* _DESCRIPTION OF THE TASK_
Return each entry exactly, omitting nothing.

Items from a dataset

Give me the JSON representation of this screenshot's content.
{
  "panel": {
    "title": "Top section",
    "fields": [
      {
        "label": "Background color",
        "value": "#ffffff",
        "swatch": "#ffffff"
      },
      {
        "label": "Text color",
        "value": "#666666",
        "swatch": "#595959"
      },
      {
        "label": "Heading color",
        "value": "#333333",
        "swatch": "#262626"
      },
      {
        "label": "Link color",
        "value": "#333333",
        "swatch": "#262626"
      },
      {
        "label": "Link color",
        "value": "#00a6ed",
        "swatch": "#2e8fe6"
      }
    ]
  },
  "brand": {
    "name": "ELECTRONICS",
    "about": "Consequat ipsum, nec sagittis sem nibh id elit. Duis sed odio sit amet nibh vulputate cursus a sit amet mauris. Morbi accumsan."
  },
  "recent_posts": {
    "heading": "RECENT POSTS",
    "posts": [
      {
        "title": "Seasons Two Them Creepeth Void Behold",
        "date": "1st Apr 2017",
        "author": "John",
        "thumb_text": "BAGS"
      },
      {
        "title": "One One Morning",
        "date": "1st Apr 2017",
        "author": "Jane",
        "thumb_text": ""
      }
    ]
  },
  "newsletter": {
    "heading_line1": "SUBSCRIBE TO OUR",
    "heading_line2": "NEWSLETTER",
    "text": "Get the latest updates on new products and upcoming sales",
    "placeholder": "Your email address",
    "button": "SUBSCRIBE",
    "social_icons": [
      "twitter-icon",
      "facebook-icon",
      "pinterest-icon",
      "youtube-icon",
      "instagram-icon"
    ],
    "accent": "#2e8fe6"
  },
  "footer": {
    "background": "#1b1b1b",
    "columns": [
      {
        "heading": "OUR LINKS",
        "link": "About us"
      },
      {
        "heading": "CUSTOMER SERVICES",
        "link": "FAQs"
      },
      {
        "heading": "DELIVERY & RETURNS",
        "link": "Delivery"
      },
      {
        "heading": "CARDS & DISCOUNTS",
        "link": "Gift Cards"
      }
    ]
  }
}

* _ANSWER_
Give me the JSON representation of this screenshot's content.
{
  "panel": {
    "title": "Top section",
    "fields": [
      {
        "label": "Background color",
        "value": "#ffffff",
        "swatch": "#ffffff"
      },
      {
        "label": "Text color",
        "value": "#666666",
        "swatch": "#595959"
      },
      {
        "label": "Heading color",
        "value": "#333333",
        "swatch": "#262626"
      },
      {
        "label": "Link color",
        "value": "#333333",
        "swatch": "#262626"
      },
      {
        "label": "Link color",
        "value": "#00a6ed",
        "swatch": "#2e8fe6"
      }
    ]
  },
  "brand": {
    "name": "ELECTRONICS",
    "about": "Consequat ipsum, nec sagittis sem nibh id elit. Duis sed odio sit amet nibh vulputate cursus a sit amet mauris. Morbi accumsan."
  },
  "recent_posts": {
    "heading": "RECENT POSTS",
    "posts": [
      {
        "title": "Seasons Two Them Creepeth Void Behold",
        "date": "1st Apr 2017",
        "author": "John",
        "thumb_text": "BAGS"
      },
      {
        "title": "One One Morning",
        "date": "1st Apr 2017",
        "author": "Jane",
        "thumb_text": ""
      }
    ]
  },
  "newsletter": {
    "heading_line1": "SUBSCRIBE TO OUR",
    "heading_line2": "NEWSLETTER",
    "text": "Get the latest updates on new products and upcoming sales",
    "placeholder": "Your email address",
    "button": "SUBSCRIBE",
    "social_icons": [
      "twitter-icon",
      "facebook-icon",
      "pinterest-icon",
      "youtube-icon",
      "instagram-icon"
    ],
    "accent": "#2e8fe6"
  },
  "footer": {
    "background": "#1b1b1b",
    "columns": [
      {
        "heading": "OUR LINKS",
        "link": "About us"
      },
      {
        "heading": "CUSTOMER SERVICES",
        "link": "FAQs"
      },
      {
        "heading": "DELIVERY & RETURNS",
        "link": "Delivery"
      },
      {
        "heading": "CARDS & DISCOUNTS",
        "link": "Gift Cards"
      }
    ]
  }
}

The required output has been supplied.